**Work to be completed**
Copy out, from the entries below, each line holding the string "JSON".

**Figure record listings**
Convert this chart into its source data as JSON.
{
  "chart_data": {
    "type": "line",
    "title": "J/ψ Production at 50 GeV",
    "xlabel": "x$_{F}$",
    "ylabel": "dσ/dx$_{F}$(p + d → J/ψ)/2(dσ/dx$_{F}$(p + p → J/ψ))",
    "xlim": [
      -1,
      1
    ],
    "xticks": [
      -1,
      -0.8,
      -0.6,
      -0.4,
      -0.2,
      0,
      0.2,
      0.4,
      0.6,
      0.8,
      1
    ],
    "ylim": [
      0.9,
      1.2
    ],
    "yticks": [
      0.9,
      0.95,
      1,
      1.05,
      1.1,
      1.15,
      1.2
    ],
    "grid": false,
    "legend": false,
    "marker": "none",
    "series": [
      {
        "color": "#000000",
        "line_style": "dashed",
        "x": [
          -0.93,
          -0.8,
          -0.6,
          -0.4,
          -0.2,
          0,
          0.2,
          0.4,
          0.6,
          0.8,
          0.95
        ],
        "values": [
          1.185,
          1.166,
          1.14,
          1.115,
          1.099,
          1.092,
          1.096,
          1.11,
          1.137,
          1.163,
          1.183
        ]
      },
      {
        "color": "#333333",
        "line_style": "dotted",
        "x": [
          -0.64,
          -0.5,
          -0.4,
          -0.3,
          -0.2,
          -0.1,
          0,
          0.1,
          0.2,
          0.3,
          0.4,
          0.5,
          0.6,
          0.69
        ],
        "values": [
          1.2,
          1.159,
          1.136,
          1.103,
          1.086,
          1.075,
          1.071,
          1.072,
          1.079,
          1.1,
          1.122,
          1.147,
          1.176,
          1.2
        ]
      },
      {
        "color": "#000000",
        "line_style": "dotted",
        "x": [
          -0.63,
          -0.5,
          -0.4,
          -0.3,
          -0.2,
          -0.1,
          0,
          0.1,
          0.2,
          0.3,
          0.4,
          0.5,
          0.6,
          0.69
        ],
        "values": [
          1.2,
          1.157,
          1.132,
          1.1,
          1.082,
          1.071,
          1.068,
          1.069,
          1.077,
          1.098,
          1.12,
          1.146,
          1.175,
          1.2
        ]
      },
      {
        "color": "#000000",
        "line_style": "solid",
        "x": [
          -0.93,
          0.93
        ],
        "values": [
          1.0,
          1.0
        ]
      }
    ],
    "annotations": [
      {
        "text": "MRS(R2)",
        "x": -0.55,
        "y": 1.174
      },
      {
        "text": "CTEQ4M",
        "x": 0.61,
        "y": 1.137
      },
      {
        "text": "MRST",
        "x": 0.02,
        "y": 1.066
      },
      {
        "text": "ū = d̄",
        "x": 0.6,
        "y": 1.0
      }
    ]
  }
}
* * *
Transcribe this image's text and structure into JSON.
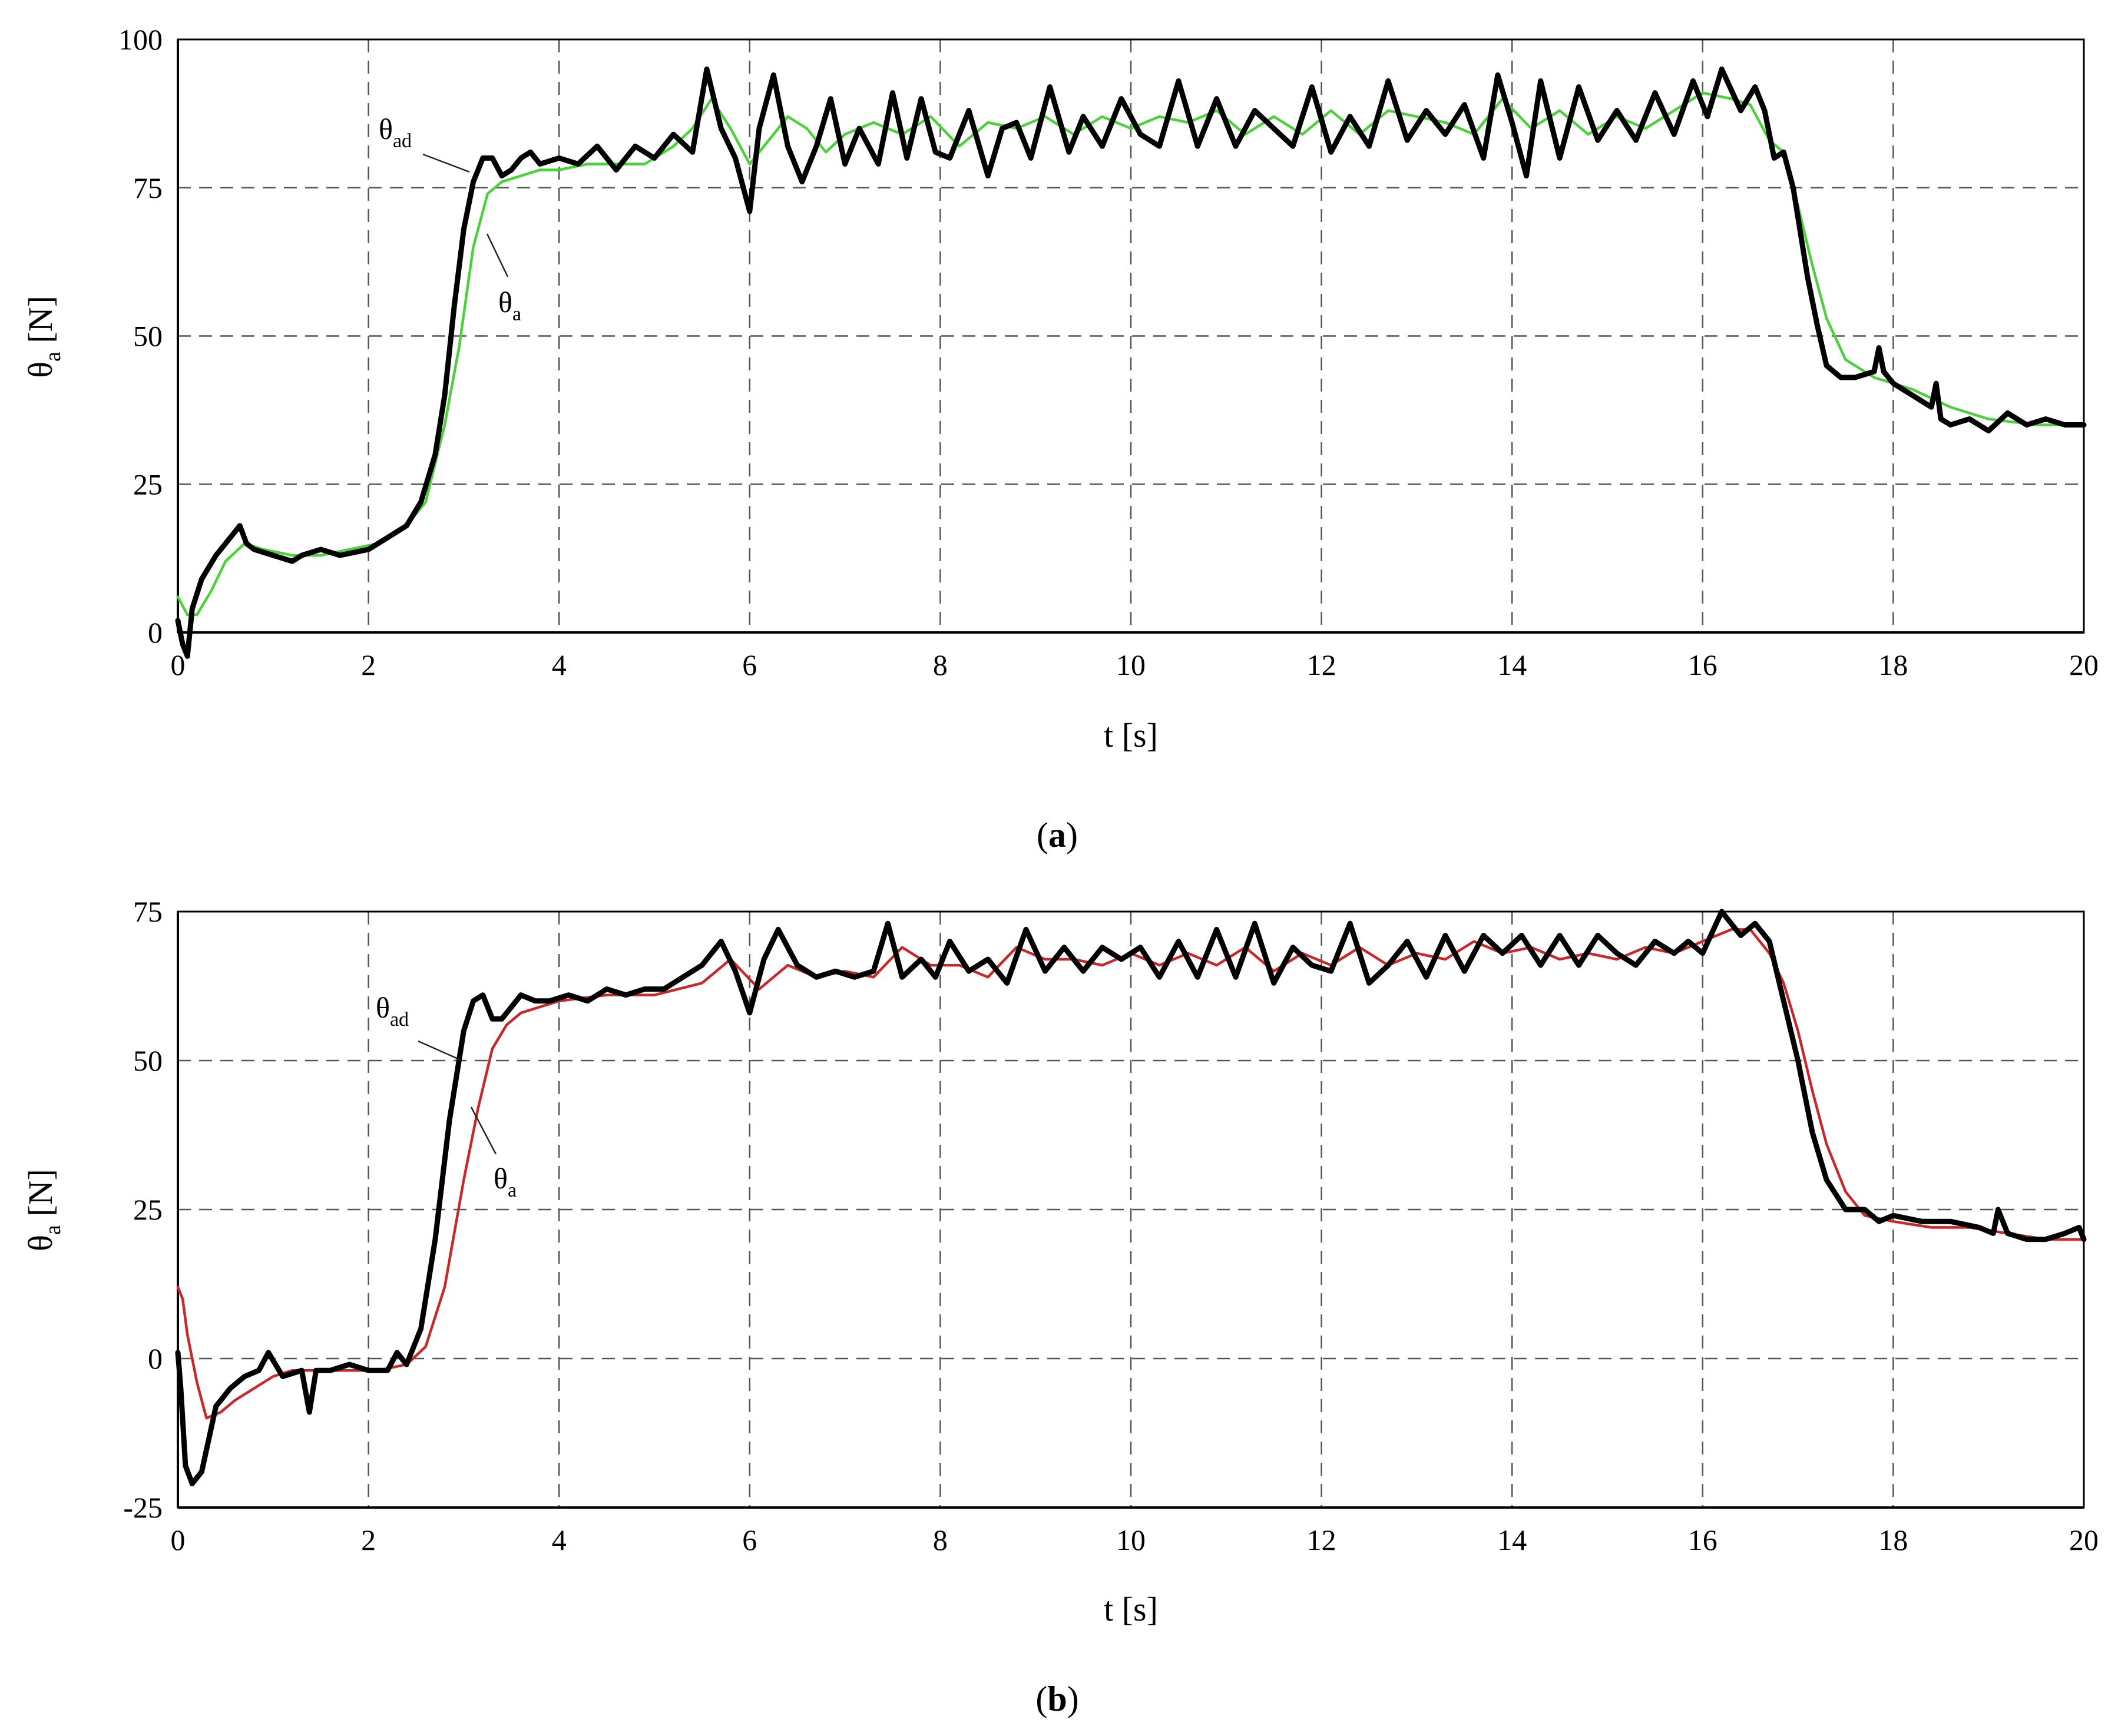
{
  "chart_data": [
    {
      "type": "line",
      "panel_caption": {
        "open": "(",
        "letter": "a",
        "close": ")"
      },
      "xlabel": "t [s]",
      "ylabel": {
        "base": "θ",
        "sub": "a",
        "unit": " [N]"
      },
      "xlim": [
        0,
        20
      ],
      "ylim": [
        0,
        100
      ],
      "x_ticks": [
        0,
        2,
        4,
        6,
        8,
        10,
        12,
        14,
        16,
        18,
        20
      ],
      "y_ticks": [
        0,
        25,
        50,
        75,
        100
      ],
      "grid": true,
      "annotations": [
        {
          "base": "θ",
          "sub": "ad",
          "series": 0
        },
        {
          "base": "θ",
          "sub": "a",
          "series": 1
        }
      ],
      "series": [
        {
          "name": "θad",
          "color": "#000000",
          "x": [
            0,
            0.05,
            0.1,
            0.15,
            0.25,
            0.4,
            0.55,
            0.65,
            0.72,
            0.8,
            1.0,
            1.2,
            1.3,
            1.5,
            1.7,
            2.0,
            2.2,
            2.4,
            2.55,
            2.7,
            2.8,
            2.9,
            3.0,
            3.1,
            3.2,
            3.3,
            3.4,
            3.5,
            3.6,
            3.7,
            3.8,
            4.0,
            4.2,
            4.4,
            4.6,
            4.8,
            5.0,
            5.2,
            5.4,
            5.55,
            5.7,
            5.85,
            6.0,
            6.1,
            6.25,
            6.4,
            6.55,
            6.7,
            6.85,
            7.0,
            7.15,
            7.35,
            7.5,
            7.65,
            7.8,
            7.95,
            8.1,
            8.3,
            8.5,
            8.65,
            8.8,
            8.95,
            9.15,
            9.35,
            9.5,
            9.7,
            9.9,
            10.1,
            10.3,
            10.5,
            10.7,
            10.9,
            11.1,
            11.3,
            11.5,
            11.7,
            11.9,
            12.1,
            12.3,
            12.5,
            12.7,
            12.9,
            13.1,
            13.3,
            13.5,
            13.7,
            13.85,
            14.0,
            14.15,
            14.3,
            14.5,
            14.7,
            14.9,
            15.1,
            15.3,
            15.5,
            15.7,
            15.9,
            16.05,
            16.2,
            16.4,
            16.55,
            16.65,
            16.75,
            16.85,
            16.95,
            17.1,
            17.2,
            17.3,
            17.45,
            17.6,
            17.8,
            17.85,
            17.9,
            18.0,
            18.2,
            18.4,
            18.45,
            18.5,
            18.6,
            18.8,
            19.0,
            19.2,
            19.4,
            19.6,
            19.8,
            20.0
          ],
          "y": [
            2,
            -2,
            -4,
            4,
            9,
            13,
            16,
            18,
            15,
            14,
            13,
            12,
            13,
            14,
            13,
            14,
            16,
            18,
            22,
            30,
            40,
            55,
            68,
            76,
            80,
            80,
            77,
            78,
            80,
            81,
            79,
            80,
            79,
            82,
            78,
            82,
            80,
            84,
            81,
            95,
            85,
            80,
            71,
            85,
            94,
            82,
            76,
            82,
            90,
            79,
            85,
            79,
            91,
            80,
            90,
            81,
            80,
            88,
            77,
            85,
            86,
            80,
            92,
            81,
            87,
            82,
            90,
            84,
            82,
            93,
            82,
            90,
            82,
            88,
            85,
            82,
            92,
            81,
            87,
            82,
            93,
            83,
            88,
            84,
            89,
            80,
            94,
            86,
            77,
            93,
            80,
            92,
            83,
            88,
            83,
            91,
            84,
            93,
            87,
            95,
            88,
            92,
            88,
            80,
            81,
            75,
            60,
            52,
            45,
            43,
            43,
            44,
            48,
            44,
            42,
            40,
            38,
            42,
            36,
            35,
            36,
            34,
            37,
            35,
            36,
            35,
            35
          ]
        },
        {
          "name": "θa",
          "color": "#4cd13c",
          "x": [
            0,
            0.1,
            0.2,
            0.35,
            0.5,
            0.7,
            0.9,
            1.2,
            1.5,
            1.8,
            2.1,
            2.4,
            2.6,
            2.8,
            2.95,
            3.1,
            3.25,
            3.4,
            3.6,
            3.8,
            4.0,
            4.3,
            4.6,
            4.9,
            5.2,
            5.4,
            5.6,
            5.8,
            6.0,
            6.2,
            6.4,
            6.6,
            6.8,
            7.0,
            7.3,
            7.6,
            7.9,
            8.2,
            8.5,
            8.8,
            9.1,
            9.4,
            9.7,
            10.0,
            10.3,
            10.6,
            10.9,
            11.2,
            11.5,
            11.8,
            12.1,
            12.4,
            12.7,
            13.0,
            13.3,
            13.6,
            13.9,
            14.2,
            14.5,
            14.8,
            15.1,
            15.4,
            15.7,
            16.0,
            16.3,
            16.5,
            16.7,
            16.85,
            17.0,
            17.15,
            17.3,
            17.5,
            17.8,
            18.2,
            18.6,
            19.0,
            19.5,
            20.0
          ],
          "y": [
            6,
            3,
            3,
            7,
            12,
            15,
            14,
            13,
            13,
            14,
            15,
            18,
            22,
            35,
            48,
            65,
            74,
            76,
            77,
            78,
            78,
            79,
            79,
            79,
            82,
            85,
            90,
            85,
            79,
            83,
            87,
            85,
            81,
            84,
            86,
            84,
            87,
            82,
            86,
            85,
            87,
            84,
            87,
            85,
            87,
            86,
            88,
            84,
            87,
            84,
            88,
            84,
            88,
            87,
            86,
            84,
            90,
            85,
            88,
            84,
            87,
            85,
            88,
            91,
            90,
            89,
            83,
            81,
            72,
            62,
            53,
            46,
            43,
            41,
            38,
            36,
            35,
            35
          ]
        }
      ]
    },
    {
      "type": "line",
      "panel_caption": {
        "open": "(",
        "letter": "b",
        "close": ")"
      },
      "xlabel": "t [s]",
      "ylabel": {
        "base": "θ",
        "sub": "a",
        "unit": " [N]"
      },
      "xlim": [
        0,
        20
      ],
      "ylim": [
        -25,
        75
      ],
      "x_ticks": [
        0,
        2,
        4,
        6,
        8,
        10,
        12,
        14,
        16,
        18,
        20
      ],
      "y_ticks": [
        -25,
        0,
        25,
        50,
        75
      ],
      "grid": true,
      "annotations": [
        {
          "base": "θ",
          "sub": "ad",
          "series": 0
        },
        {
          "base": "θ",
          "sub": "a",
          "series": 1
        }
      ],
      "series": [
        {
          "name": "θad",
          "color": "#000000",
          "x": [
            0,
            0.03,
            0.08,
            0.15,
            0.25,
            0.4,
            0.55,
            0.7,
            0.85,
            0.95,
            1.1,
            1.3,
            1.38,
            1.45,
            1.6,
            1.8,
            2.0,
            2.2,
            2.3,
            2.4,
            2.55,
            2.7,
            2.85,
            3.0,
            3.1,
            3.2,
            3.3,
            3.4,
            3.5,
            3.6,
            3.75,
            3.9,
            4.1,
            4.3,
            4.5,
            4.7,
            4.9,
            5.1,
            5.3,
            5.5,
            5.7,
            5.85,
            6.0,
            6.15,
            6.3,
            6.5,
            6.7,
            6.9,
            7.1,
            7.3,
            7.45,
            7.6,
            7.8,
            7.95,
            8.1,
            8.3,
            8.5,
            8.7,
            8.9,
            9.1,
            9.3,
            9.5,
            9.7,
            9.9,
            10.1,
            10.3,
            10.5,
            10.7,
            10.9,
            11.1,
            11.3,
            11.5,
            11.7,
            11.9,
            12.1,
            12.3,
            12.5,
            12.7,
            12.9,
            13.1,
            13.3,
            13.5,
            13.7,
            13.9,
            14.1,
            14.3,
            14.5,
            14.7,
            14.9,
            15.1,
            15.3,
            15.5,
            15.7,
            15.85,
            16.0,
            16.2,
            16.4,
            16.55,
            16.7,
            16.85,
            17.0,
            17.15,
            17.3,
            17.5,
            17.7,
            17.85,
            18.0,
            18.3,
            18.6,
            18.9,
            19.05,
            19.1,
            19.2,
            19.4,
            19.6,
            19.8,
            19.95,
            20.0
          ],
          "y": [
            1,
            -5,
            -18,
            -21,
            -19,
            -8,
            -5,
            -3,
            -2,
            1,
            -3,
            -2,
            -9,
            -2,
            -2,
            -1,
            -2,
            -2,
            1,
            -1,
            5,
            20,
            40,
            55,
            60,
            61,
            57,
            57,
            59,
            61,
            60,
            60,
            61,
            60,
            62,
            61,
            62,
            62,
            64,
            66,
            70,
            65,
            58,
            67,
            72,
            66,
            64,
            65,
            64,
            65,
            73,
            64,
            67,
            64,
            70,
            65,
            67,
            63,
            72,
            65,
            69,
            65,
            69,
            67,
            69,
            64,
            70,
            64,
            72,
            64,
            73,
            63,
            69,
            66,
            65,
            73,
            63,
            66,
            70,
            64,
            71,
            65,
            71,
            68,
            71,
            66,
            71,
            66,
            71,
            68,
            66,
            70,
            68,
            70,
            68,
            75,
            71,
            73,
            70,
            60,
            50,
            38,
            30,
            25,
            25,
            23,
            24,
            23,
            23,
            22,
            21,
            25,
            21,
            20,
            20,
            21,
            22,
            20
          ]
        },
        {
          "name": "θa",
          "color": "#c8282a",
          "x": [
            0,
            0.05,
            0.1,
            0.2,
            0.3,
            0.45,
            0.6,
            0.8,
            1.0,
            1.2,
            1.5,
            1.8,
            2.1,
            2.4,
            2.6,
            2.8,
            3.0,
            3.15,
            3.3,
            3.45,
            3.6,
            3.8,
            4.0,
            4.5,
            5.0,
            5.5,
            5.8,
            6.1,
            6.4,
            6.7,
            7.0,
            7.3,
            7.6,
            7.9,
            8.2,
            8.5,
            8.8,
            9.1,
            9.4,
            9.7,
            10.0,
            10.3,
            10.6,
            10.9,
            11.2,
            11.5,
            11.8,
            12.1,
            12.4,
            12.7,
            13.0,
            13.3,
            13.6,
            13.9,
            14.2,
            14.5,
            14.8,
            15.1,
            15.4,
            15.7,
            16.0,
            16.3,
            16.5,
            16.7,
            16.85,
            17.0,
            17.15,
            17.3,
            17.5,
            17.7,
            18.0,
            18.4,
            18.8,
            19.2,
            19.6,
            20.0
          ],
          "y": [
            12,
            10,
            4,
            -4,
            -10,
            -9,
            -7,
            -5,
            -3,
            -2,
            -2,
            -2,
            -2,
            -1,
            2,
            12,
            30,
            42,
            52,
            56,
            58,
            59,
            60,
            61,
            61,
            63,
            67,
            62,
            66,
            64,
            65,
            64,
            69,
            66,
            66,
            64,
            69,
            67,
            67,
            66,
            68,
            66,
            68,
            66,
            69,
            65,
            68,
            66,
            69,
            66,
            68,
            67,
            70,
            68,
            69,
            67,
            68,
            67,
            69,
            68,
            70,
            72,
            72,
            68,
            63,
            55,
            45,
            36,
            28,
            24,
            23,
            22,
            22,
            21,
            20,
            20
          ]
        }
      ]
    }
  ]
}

**The response**
Convert this chart into its source data as JSON.
Transcribe this image's text and structure into JSON.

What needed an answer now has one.